» **Given request**
Would you transcribe the whole listing exactly, minus its pictures?
>> begin Material provided
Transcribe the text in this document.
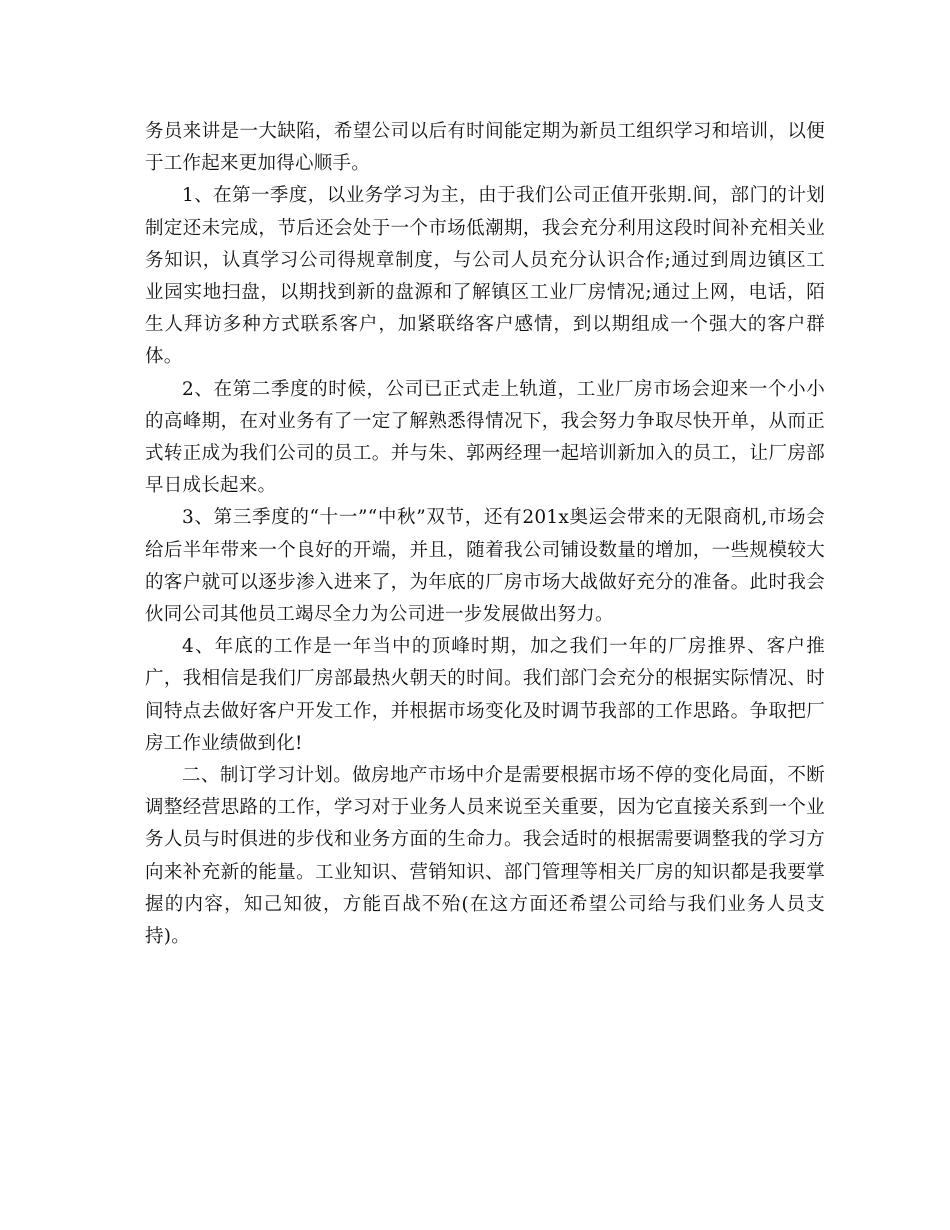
务员来讲是一大缺陷，希望公司以后有时间能定期为新员工组织学习和培训，以便于工作起来更加得心顺手。

1、在第一季度，以业务学习为主，由于我们公司正值开张期.间，部门的计划制定还未完成，节后还会处于一个市场低潮期，我会充分利用这段时间补充相关业务知识，认真学习公司得规章制度，与公司人员充分认识合作;通过到周边镇区工业园实地扫盘，以期找到新的盘源和了解镇区工业厂房情况;通过上网，电话，陌生人拜访多种方式联系客户，加紧联络客户感情，到以期组成一个强大的客户群体。

2、在第二季度的时候，公司已正式走上轨道，工业厂房市场会迎来一个小小的高峰期，在对业务有了一定了解熟悉得情况下，我会努力争取尽快开单，从而正式转正成为我们公司的员工。并与朱、郭两经理一起培训新加入的员工，让厂房部早日成长起来。

3、第三季度的“十一”“中秋”双节，还有201x奥运会带来的无限商机,市场会给后半年带来一个良好的开端，并且，随着我公司铺设数量的增加，一些规模较大的客户就可以逐步渗入进来了，为年底的厂房市场大战做好充分的准备。此时我会伙同公司其他员工竭尽全力为公司进一步发展做出努力。

4、年底的工作是一年当中的顶峰时期，加之我们一年的厂房推界、客户推广，我相信是我们厂房部最热火朝天的时间。我们部门会充分的根据实际情况、时间特点去做好客户开发工作，并根据市场变化及时调节我部的工作思路。争取把厂房工作业绩做到化!

二、制订学习计划。做房地产市场中介是需要根据市场不停的变化局面，不断调整经营思路的工作，学习对于业务人员来说至关重要，因为它直接关系到一个业务人员与时俱进的步伐和业务方面的生命力。我会适时的根据需要调整我的学习方向来补充新的能量。工业知识、营销知识、部门管理等相关厂房的知识都是我要掌握的内容，知己知彼，方能百战不殆(在这方面还希望公司给与我们业务人员支持)。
>> end Material provided
» **Final result**
Transcribe the text in this document.
务员来讲是一大缺陷，希望公司以后有时间能定期为新员工组织学习和培训，以便于工作起来更加得心顺手。

1、在第一季度，以业务学习为主，由于我们公司正值开张期.间，部门的计划制定还未完成，节后还会处于一个市场低潮期，我会充分利用这段时间补充相关业务知识，认真学习公司得规章制度，与公司人员充分认识合作;通过到周边镇区工业园实地扫盘，以期找到新的盘源和了解镇区工业厂房情况;通过上网，电话，陌生人拜访多种方式联系客户，加紧联络客户感情，到以期组成一个强大的客户群体。

2、在第二季度的时候，公司已正式走上轨道，工业厂房市场会迎来一个小小的高峰期，在对业务有了一定了解熟悉得情况下，我会努力争取尽快开单，从而正式转正成为我们公司的员工。并与朱、郭两经理一起培训新加入的员工，让厂房部早日成长起来。

3、第三季度的“十一”“中秋”双节，还有201x奥运会带来的无限商机,市场会给后半年带来一个良好的开端，并且，随着我公司铺设数量的增加，一些规模较大的客户就可以逐步渗入进来了，为年底的厂房市场大战做好充分的准备。此时我会伙同公司其他员工竭尽全力为公司进一步发展做出努力。

4、年底的工作是一年当中的顶峰时期，加之我们一年的厂房推界、客户推广，我相信是我们厂房部最热火朝天的时间。我们部门会充分的根据实际情况、时间特点去做好客户开发工作，并根据市场变化及时调节我部的工作思路。争取把厂房工作业绩做到化!

二、制订学习计划。做房地产市场中介是需要根据市场不停的变化局面，不断调整经营思路的工作，学习对于业务人员来说至关重要，因为它直接关系到一个业务人员与时俱进的步伐和业务方面的生命力。我会适时的根据需要调整我的学习方向来补充新的能量。工业知识、营销知识、部门管理等相关厂房的知识都是我要掌握的内容，知己知彼，方能百战不殆(在这方面还希望公司给与我们业务人员支持)。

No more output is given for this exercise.